__Directions for this task__: Only the lines from the one containing "Extract the structured" to the end of the records belong in the answer; repeat them exactly and drop the pictures.

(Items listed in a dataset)
━━━━━━━━━━━━━━━━━━━━━━━━━━━━━━

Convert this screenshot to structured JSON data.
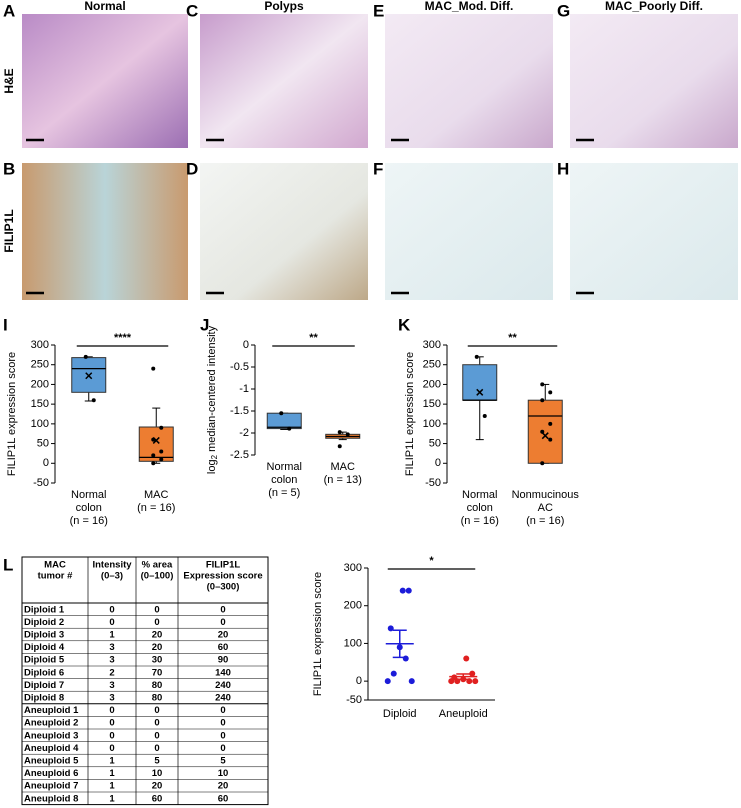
{
  "figure": {
    "panel_labels": [
      "A",
      "B",
      "C",
      "D",
      "E",
      "F",
      "G",
      "H",
      "I",
      "J",
      "K",
      "L"
    ],
    "column_titles": [
      "Normal",
      "Polyps",
      "MAC_Mod. Diff.",
      "MAC_Poorly Diff."
    ],
    "row_labels": [
      "H&E",
      "FILIP1L"
    ]
  },
  "chart_data": [
    {
      "type": "box",
      "ylabel": "FILIP1L expression score",
      "ylim": [
        -50,
        300
      ],
      "yticks": [
        -50,
        0,
        50,
        100,
        150,
        200,
        250,
        300
      ],
      "categories": [
        [
          "Normal",
          "colon",
          "(n = 16)"
        ],
        [
          "MAC",
          "(n = 16)"
        ]
      ],
      "significance": "****",
      "boxes": [
        {
          "color": "#5b9bd5",
          "min": 158,
          "q1": 180,
          "median": 240,
          "q3": 268,
          "max": 270,
          "mean": 222,
          "points": [
            270,
            160
          ]
        },
        {
          "color": "#ed7d31",
          "min": 0,
          "q1": 5,
          "median": 15,
          "q3": 92,
          "max": 140,
          "mean": 58,
          "points": [
            240,
            90,
            60,
            30,
            20,
            10,
            0
          ]
        }
      ]
    },
    {
      "type": "box",
      "ylabel_parts": [
        "log",
        "2",
        " median-centered intensity"
      ],
      "ylim": [
        -2.5,
        0
      ],
      "yticks": [
        -2.5,
        -2,
        -1.5,
        -1,
        -0.5,
        0
      ],
      "categories": [
        [
          "Normal",
          "colon",
          "(n = 5)"
        ],
        [
          "MAC",
          "(n = 13)"
        ]
      ],
      "significance": "**",
      "boxes": [
        {
          "color": "#5b9bd5",
          "min": -1.92,
          "q1": -1.9,
          "median": -1.87,
          "q3": -1.55,
          "max": -1.55,
          "points": [
            -1.55,
            -1.9
          ]
        },
        {
          "color": "#ed7d31",
          "min": -2.15,
          "q1": -2.12,
          "median": -2.08,
          "q3": -2.03,
          "max": -1.98,
          "points": [
            -1.98,
            -2.03,
            -2.3
          ]
        }
      ]
    },
    {
      "type": "box",
      "ylabel": "FILIP1L expression score",
      "ylim": [
        -50,
        300
      ],
      "yticks": [
        -50,
        0,
        50,
        100,
        150,
        200,
        250,
        300
      ],
      "categories": [
        [
          "Normal",
          "colon",
          "(n = 16)"
        ],
        [
          "Nonmucinous",
          "AC",
          "(n = 16)"
        ]
      ],
      "significance": "**",
      "boxes": [
        {
          "color": "#5b9bd5",
          "min": 60,
          "q1": 160,
          "median": 160,
          "q3": 250,
          "max": 270,
          "mean": 180,
          "points": [
            270,
            120
          ]
        },
        {
          "color": "#ed7d31",
          "min": 0,
          "q1": 0,
          "median": 120,
          "q3": 160,
          "max": 200,
          "mean": 70,
          "points": [
            200,
            180,
            160,
            100,
            80,
            60,
            0
          ]
        }
      ]
    },
    {
      "type": "scatter",
      "ylabel": "FILIP1L expression score",
      "ylim": [
        -50,
        300
      ],
      "yticks": [
        -50,
        0,
        100,
        200,
        300
      ],
      "significance": "*",
      "groups": [
        {
          "name": "Diploid",
          "color": "#1c1cd9",
          "values": [
            0,
            0,
            20,
            60,
            90,
            140,
            240,
            240
          ],
          "mean": 99,
          "sem": 36
        },
        {
          "name": "Aneuploid",
          "color": "#e02020",
          "values": [
            0,
            0,
            0,
            0,
            5,
            10,
            20,
            60
          ],
          "mean": 12,
          "sem": 7
        }
      ]
    }
  ],
  "table": {
    "header": [
      [
        "MAC",
        "tumor #"
      ],
      [
        "Intensity",
        "(0–3)"
      ],
      [
        "% area",
        "(0–100)"
      ],
      [
        "FILIP1L",
        "Expression score",
        "(0–300)"
      ]
    ],
    "rows": [
      [
        "Diploid 1",
        "0",
        "0",
        "0"
      ],
      [
        "Diploid 2",
        "0",
        "0",
        "0"
      ],
      [
        "Diploid 3",
        "1",
        "20",
        "20"
      ],
      [
        "Diploid 4",
        "3",
        "20",
        "60"
      ],
      [
        "Diploid 5",
        "3",
        "30",
        "90"
      ],
      [
        "Diploid 6",
        "2",
        "70",
        "140"
      ],
      [
        "Diploid 7",
        "3",
        "80",
        "240"
      ],
      [
        "Diploid 8",
        "3",
        "80",
        "240"
      ],
      [
        "Aneuploid 1",
        "0",
        "0",
        "0"
      ],
      [
        "Aneuploid 2",
        "0",
        "0",
        "0"
      ],
      [
        "Aneuploid 3",
        "0",
        "0",
        "0"
      ],
      [
        "Aneuploid 4",
        "0",
        "0",
        "0"
      ],
      [
        "Aneuploid 5",
        "1",
        "5",
        "5"
      ],
      [
        "Aneuploid 6",
        "1",
        "10",
        "10"
      ],
      [
        "Aneuploid 7",
        "1",
        "20",
        "20"
      ],
      [
        "Aneuploid 8",
        "1",
        "60",
        "60"
      ]
    ]
  }
}
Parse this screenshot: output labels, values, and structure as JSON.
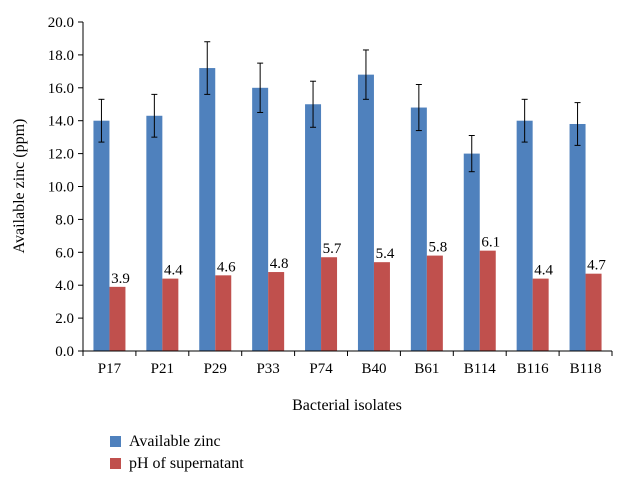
{
  "chart_data": {
    "type": "bar",
    "title": "",
    "xlabel": "Bacterial isolates",
    "ylabel": "Available zinc (ppm)",
    "ylim": [
      0,
      20
    ],
    "yticks": [
      "0.0",
      "2.0",
      "4.0",
      "6.0",
      "8.0",
      "10.0",
      "12.0",
      "14.0",
      "16.0",
      "18.0",
      "20.0"
    ],
    "categories": [
      "P17",
      "P21",
      "P29",
      "P33",
      "P74",
      "B40",
      "B61",
      "B114",
      "B116",
      "B118"
    ],
    "series": [
      {
        "name": "Available zinc",
        "color": "#4f81bd",
        "values": [
          14.0,
          14.3,
          17.2,
          16.0,
          15.0,
          16.8,
          14.8,
          12.0,
          14.0,
          13.8
        ],
        "error_plus_minus": [
          1.3,
          1.3,
          1.6,
          1.5,
          1.4,
          1.5,
          1.4,
          1.1,
          1.3,
          1.3
        ]
      },
      {
        "name": "pH of supernatant",
        "color": "#c0504d",
        "values": [
          3.9,
          4.4,
          4.6,
          4.8,
          5.7,
          5.4,
          5.8,
          6.1,
          4.4,
          4.7
        ],
        "data_labels": [
          "3.9",
          "4.4",
          "4.6",
          "4.8",
          "5.7",
          "5.4",
          "5.8",
          "6.1",
          "4.4",
          "4.7"
        ]
      }
    ],
    "grid": false,
    "legend_position": "bottom-left"
  }
}
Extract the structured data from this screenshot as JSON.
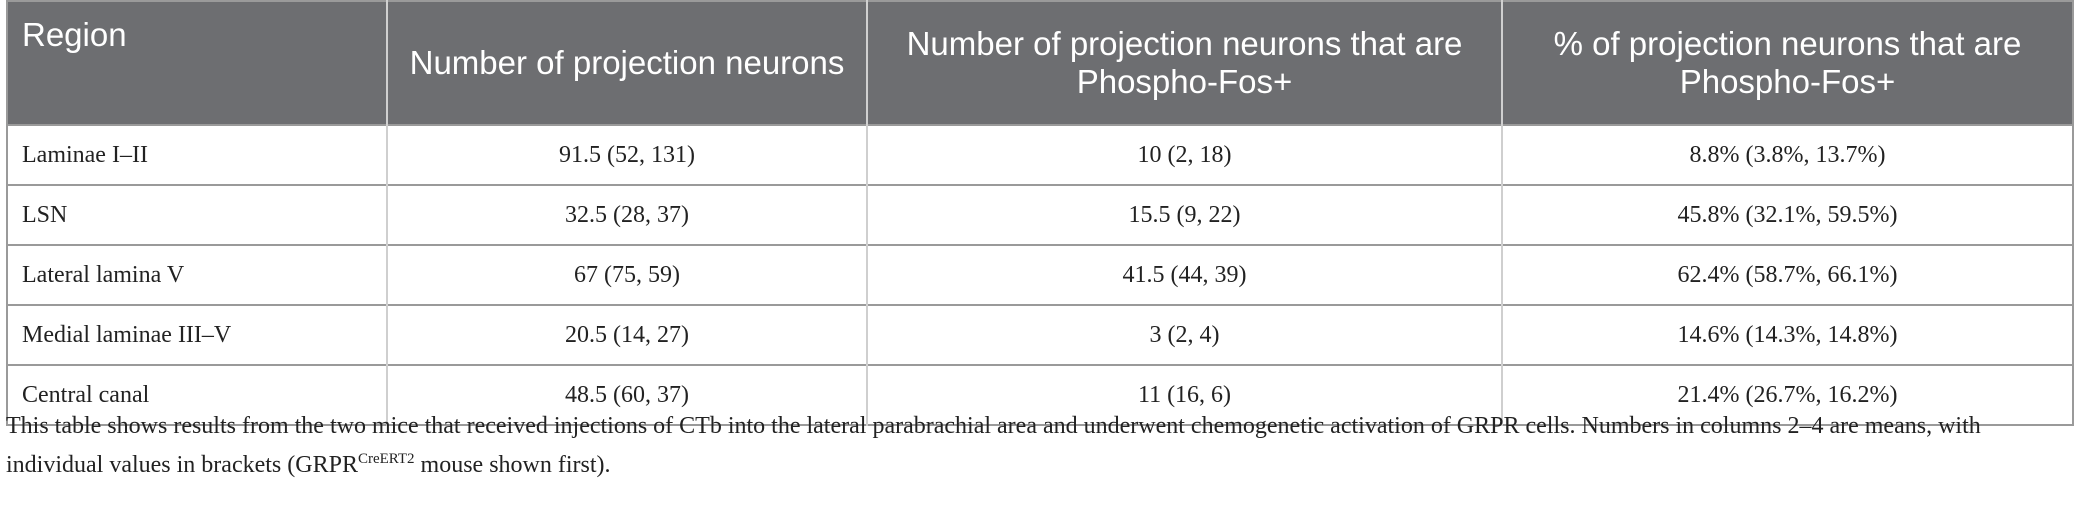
{
  "table": {
    "header": [
      "Region",
      "Number of projection neurons",
      "Number of projection neurons that are Phospho-Fos+",
      "% of projection neurons that are Phospho-Fos+"
    ],
    "rows": [
      [
        "Laminae I–II",
        "91.5 (52, 131)",
        "10 (2, 18)",
        "8.8% (3.8%, 13.7%)"
      ],
      [
        "LSN",
        "32.5 (28, 37)",
        "15.5 (9, 22)",
        "45.8% (32.1%, 59.5%)"
      ],
      [
        "Lateral lamina V",
        "67 (75, 59)",
        "41.5 (44, 39)",
        "62.4% (58.7%, 66.1%)"
      ],
      [
        "Medial laminae III–V",
        "20.5 (14, 27)",
        "3 (2, 4)",
        "14.6% (14.3%, 14.8%)"
      ],
      [
        "Central canal",
        "48.5 (60, 37)",
        "11 (16, 6)",
        "21.4% (26.7%, 16.2%)"
      ]
    ]
  },
  "footnote": {
    "before": "This table shows results from the two mice that received injections of CTb into the lateral parabrachial area and underwent chemogenetic activation of GRPR cells. Numbers in columns 2–4 are means, with individual values in brackets (GRPR",
    "sup": "CreERT2",
    "after": " mouse shown first)."
  }
}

━━━━━━━━━━━━━━━━━━━━━━━━━━━━━━

__Answer for this exercise__:
Extract the structured data from this screenshot as JSON.
{
  "table": {
    "header": [
      "Region",
      "Number of projection neurons",
      "Number of projection neurons that are Phospho-Fos+",
      "% of projection neurons that are Phospho-Fos+"
    ],
    "rows": [
      [
        "Laminae I–II",
        "91.5 (52, 131)",
        "10 (2, 18)",
        "8.8% (3.8%, 13.7%)"
      ],
      [
        "LSN",
        "32.5 (28, 37)",
        "15.5 (9, 22)",
        "45.8% (32.1%, 59.5%)"
      ],
      [
        "Lateral lamina V",
        "67 (75, 59)",
        "41.5 (44, 39)",
        "62.4% (58.7%, 66.1%)"
      ],
      [
        "Medial laminae III–V",
        "20.5 (14, 27)",
        "3 (2, 4)",
        "14.6% (14.3%, 14.8%)"
      ],
      [
        "Central canal",
        "48.5 (60, 37)",
        "11 (16, 6)",
        "21.4% (26.7%, 16.2%)"
      ]
    ]
  },
  "footnote": {
    "before": "This table shows results from the two mice that received injections of CTb into the lateral parabrachial area and underwent chemogenetic activation of GRPR cells. Numbers in columns 2–4 are means, with individual values in brackets (GRPR",
    "sup": "CreERT2",
    "after": " mouse shown first)."
  }
}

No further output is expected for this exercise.